SHORT TASK: Print every line of the listing exactly, please.

# start of DATA SUPPLIED

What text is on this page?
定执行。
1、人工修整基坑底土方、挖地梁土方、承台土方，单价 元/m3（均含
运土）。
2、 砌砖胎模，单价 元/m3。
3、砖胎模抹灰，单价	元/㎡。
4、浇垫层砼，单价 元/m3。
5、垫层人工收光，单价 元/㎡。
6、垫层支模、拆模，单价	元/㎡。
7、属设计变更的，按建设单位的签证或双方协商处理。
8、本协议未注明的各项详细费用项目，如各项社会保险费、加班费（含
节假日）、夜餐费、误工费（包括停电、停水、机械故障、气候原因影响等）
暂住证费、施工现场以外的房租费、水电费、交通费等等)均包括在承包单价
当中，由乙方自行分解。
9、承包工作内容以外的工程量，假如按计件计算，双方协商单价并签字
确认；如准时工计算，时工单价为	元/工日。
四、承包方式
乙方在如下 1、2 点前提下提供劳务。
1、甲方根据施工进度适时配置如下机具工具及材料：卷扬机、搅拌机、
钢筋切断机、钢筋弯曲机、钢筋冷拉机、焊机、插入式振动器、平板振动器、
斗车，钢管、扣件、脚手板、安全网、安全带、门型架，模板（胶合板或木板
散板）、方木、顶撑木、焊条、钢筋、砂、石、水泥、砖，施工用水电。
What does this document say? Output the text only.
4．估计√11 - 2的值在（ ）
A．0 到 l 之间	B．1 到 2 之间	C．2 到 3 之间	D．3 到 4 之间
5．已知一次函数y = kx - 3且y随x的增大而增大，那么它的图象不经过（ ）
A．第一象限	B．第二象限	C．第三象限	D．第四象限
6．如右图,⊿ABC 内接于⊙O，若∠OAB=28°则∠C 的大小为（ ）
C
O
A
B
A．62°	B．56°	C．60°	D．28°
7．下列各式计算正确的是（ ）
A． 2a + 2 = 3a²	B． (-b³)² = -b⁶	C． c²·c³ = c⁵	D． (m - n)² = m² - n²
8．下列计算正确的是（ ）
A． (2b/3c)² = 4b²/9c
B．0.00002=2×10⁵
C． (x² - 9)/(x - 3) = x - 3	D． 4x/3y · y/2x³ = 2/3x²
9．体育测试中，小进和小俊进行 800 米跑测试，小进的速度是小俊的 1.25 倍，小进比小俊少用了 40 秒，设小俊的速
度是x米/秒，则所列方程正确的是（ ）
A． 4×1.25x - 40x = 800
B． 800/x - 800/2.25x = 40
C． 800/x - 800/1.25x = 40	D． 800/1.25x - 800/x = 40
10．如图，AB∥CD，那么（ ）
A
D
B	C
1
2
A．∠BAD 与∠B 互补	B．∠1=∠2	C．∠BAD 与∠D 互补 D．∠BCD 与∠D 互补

# end of DATA SUPPLIED

THE ANSWER:
What text is on this page?
定执行。
1、人工修整基坑底土方、挖地梁土方、承台土方，单价 元/m3（均含
运土）。
2、 砌砖胎模，单价 元/m3。
3、砖胎模抹灰，单价	元/㎡。
4、浇垫层砼，单价 元/m3。
5、垫层人工收光，单价 元/㎡。
6、垫层支模、拆模，单价	元/㎡。
7、属设计变更的，按建设单位的签证或双方协商处理。
8、本协议未注明的各项详细费用项目，如各项社会保险费、加班费（含
节假日）、夜餐费、误工费（包括停电、停水、机械故障、气候原因影响等）
暂住证费、施工现场以外的房租费、水电费、交通费等等)均包括在承包单价
当中，由乙方自行分解。
9、承包工作内容以外的工程量，假如按计件计算，双方协商单价并签字
确认；如准时工计算，时工单价为	元/工日。
四、承包方式
乙方在如下 1、2 点前提下提供劳务。
1、甲方根据施工进度适时配置如下机具工具及材料：卷扬机、搅拌机、
钢筋切断机、钢筋弯曲机、钢筋冷拉机、焊机、插入式振动器、平板振动器、
斗车，钢管、扣件、脚手板、安全网、安全带、门型架，模板（胶合板或木板
散板）、方木、顶撑木、焊条、钢筋、砂、石、水泥、砖，施工用水电。
What does this document say? Output the text only.
4．估计√11 - 2的值在（ ）
A．0 到 l 之间	B．1 到 2 之间	C．2 到 3 之间	D．3 到 4 之间
5．已知一次函数y = kx - 3且y随x的增大而增大，那么它的图象不经过（ ）
A．第一象限	B．第二象限	C．第三象限	D．第四象限
6．如右图,⊿ABC 内接于⊙O，若∠OAB=28°则∠C 的大小为（ ）
C
O
A
B
A．62°	B．56°	C．60°	D．28°
7．下列各式计算正确的是（ ）
A． 2a + 2 = 3a²	B． (-b³)² = -b⁶	C． c²·c³ = c⁵	D． (m - n)² = m² - n²
8．下列计算正确的是（ ）
A． (2b/3c)² = 4b²/9c
B．0.00002=2×10⁵
C． (x² - 9)/(x - 3) = x - 3	D． 4x/3y · y/2x³ = 2/3x²
9．体育测试中，小进和小俊进行 800 米跑测试，小进的速度是小俊的 1.25 倍，小进比小俊少用了 40 秒，设小俊的速
度是x米/秒，则所列方程正确的是（ ）
A． 4×1.25x - 40x = 800
B． 800/x - 800/2.25x = 40
C． 800/x - 800/1.25x = 40	D． 800/1.25x - 800/x = 40
10．如图，AB∥CD，那么（ ）
A
D
B	C
1
2
A．∠BAD 与∠B 互补	B．∠1=∠2	C．∠BAD 与∠D 互补 D．∠BCD 与∠D 互补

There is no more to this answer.